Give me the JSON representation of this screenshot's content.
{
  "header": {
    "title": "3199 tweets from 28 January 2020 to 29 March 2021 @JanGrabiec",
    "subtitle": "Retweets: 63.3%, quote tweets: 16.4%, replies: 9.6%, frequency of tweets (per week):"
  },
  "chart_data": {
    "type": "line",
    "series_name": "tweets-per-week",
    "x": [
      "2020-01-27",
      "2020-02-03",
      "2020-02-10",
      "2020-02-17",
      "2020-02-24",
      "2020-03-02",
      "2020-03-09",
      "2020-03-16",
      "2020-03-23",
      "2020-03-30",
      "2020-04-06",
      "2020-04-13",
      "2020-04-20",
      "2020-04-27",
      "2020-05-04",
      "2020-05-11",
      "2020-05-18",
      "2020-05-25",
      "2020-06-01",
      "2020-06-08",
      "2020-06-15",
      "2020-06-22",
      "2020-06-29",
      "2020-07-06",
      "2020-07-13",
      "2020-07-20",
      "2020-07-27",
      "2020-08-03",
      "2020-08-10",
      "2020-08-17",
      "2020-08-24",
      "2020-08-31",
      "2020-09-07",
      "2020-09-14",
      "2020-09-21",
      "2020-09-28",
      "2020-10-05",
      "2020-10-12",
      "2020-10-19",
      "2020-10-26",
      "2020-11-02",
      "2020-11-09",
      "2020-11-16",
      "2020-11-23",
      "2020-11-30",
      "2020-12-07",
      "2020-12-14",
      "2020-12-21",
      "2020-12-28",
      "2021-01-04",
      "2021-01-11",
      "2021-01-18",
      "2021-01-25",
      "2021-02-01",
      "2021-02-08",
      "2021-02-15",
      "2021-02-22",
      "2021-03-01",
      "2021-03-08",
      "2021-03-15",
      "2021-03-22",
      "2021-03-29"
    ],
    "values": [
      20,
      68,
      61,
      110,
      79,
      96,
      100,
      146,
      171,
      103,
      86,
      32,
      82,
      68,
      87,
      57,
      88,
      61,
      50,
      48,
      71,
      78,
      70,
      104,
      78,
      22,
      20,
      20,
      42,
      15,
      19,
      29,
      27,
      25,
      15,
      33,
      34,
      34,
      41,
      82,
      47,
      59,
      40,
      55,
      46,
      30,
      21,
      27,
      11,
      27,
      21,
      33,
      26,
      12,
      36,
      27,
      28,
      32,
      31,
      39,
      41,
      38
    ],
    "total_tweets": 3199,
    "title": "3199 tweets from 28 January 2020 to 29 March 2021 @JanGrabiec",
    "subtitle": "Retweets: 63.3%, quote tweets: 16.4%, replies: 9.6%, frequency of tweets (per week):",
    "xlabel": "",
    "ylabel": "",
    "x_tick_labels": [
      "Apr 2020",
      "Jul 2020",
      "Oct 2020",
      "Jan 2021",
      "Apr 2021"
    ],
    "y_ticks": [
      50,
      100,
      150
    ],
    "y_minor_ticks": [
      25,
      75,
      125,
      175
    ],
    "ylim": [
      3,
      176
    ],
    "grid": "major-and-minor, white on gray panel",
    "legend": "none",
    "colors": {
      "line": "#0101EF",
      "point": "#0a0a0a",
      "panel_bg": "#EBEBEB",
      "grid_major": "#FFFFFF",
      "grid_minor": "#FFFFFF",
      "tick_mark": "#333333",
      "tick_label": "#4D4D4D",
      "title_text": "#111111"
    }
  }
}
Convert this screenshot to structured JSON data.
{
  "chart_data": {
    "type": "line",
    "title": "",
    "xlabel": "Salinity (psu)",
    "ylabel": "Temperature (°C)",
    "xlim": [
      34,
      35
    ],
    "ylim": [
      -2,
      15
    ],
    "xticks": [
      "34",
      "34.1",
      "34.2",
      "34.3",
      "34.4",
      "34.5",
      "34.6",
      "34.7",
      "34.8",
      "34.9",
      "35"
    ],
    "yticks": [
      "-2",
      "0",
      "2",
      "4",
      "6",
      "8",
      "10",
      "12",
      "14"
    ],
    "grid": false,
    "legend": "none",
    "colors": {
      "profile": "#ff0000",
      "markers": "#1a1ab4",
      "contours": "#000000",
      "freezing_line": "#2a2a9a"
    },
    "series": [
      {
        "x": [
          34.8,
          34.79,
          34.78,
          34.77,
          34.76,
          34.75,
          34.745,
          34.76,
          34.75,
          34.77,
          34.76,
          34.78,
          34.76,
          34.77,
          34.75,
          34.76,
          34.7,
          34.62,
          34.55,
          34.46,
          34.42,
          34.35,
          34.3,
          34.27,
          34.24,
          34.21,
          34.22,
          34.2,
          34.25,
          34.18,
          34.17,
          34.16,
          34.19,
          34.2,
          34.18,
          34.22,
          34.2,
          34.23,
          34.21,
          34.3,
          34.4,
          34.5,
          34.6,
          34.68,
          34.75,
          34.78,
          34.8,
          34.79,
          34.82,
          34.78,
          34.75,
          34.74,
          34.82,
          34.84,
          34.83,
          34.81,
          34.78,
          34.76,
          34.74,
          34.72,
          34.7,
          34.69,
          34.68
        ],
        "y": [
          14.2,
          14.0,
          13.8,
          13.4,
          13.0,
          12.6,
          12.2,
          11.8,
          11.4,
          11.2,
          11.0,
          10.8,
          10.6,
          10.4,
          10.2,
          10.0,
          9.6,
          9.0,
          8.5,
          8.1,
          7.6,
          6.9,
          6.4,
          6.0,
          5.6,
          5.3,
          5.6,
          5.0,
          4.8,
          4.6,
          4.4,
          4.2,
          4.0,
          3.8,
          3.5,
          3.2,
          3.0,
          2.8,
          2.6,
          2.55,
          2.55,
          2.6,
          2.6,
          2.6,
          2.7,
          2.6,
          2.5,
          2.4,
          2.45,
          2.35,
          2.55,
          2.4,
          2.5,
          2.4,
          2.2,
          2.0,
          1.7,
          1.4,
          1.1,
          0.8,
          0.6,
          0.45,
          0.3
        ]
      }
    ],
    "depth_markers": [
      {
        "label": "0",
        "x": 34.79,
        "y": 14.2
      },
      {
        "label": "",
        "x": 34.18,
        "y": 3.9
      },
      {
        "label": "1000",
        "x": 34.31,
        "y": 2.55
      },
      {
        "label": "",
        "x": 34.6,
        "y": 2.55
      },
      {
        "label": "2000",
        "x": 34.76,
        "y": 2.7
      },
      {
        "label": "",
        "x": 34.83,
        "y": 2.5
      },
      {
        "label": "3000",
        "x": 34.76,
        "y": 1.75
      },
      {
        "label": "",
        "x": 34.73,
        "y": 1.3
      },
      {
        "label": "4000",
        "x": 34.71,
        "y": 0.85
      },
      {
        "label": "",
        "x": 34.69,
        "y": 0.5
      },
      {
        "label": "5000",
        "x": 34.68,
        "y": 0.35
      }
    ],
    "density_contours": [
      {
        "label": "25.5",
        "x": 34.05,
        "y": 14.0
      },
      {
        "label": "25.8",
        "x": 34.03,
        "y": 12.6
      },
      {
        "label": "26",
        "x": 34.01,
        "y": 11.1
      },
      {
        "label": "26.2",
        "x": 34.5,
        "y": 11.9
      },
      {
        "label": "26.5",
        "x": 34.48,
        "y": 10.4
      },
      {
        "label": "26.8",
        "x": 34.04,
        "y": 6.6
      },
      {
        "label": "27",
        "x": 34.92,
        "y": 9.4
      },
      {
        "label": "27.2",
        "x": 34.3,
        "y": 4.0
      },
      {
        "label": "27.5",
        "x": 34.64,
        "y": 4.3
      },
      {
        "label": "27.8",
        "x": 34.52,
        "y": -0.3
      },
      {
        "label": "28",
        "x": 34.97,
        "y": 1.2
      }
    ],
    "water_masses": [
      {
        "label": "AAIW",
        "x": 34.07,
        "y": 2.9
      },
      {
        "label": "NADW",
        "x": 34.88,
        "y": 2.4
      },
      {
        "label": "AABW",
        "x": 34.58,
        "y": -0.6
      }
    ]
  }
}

Exercise prompt:
Go through the preceding material and copy each line that has the word "frequency".

Solution to this task:
    "subtitle": "Retweets: 63.3%, quote tweets: 16.4%, replies: 9.6%, frequency of tweets (per week):"
    "subtitle": "Retweets: 63.3%, quote tweets: 16.4%, replies: 9.6%, frequency of tweets (per week):",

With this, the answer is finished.